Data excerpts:
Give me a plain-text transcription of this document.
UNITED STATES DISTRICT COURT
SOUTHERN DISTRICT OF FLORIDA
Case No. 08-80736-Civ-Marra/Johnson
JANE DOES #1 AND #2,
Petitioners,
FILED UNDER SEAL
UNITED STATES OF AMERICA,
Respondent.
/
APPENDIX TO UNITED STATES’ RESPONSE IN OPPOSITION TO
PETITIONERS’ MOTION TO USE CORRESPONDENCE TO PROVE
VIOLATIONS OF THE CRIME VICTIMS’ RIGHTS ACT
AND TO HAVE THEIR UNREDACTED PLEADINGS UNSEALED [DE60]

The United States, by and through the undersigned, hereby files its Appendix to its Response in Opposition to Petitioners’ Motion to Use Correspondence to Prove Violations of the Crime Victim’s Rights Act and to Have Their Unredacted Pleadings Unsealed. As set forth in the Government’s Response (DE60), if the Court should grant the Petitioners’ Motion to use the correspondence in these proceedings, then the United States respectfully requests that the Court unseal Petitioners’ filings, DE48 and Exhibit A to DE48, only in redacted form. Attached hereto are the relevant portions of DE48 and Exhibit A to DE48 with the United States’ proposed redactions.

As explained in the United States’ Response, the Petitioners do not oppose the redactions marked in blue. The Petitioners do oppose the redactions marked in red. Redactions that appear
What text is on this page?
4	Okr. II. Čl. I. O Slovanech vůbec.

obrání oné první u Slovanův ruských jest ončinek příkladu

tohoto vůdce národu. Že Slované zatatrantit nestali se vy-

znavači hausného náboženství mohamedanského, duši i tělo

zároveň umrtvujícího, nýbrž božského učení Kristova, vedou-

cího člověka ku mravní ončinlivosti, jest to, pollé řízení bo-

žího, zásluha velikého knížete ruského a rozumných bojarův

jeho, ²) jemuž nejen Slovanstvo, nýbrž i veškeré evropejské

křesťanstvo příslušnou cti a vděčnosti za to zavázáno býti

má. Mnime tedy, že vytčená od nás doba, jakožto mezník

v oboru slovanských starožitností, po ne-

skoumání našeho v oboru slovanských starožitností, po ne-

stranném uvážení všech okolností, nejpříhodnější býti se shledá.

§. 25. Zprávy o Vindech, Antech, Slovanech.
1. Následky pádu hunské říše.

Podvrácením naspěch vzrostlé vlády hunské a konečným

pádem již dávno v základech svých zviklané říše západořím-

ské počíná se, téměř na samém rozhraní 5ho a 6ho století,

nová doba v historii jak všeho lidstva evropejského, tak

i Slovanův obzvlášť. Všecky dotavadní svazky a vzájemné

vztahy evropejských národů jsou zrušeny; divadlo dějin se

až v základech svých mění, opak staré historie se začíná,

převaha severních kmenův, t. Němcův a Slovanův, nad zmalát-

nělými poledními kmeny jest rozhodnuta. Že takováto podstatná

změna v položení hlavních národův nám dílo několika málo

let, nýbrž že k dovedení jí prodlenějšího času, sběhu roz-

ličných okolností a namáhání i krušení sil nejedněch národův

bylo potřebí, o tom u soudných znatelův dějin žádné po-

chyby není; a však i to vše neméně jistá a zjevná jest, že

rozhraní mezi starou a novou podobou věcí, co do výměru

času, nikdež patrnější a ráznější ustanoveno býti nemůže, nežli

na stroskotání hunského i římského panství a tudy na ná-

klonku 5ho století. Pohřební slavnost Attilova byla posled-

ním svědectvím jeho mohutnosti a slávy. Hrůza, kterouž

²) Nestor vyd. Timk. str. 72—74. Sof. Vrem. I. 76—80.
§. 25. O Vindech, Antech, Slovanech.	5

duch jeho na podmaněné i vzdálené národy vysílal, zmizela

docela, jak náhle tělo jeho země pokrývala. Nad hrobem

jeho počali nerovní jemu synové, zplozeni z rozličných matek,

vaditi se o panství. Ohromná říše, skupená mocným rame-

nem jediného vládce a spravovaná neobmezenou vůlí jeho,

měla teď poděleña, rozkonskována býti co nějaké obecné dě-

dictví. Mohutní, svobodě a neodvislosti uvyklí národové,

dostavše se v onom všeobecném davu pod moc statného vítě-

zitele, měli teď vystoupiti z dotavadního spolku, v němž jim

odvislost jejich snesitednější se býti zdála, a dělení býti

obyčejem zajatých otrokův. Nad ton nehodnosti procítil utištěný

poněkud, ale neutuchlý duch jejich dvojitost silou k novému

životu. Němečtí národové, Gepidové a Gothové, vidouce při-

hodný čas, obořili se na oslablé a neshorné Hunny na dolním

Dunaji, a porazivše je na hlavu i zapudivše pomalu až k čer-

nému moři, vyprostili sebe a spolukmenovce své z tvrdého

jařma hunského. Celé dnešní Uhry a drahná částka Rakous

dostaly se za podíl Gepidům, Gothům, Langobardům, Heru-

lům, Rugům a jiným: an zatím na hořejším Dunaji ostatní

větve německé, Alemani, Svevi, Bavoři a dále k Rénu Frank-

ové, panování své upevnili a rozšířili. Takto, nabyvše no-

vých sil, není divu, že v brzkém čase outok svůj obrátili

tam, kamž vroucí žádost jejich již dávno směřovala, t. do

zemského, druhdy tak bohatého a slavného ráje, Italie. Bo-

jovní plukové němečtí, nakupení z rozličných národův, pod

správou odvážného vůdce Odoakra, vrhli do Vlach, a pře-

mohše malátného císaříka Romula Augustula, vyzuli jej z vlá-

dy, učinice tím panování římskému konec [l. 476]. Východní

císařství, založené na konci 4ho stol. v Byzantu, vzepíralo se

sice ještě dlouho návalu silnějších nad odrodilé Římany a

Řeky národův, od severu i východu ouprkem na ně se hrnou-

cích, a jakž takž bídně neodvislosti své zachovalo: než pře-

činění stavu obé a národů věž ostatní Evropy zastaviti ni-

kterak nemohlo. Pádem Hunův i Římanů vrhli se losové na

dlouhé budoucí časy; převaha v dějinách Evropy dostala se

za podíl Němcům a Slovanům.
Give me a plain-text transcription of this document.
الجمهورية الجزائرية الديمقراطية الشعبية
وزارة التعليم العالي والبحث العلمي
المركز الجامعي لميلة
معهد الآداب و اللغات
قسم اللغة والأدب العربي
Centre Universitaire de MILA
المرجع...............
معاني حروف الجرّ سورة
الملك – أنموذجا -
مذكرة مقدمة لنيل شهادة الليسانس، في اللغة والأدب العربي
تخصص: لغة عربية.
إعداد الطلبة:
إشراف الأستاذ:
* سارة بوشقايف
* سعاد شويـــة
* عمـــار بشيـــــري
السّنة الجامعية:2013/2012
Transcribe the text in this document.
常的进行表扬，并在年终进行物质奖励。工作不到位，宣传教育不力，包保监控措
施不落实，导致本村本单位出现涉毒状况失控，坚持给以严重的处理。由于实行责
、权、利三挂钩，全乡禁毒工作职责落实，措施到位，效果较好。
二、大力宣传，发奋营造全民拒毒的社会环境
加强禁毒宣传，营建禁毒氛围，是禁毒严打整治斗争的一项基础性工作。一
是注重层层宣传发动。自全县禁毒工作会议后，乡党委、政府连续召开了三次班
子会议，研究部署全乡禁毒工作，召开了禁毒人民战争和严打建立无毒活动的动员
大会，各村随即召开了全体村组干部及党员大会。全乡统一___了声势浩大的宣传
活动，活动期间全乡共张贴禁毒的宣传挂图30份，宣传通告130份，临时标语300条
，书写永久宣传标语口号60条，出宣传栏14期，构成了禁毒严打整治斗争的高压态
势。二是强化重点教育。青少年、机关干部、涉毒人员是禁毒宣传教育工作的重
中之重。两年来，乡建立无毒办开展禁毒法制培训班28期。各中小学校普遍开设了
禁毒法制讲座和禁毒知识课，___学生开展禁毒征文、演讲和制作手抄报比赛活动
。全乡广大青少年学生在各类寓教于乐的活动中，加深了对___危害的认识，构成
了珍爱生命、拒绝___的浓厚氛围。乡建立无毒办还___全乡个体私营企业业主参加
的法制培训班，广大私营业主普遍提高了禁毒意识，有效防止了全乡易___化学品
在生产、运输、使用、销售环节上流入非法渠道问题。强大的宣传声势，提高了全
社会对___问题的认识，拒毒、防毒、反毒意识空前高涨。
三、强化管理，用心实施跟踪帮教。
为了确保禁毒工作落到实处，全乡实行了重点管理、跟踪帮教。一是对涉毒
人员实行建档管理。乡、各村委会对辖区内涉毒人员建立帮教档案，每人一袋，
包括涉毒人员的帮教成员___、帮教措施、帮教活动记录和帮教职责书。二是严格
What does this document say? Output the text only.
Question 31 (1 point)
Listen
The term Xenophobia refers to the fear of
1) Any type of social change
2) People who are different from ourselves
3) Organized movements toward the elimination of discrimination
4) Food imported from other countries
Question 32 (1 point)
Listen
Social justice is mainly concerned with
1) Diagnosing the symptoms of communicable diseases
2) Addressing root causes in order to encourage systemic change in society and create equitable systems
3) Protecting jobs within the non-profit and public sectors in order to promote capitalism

[TO DO] Copy out every line of the data that includes "není".

[FINISHED TASK]
chyby není; a však i to vše neméně jistá a zjevná jest, že
vých sil, není divu, že v brzkém čase outok svůj obrátili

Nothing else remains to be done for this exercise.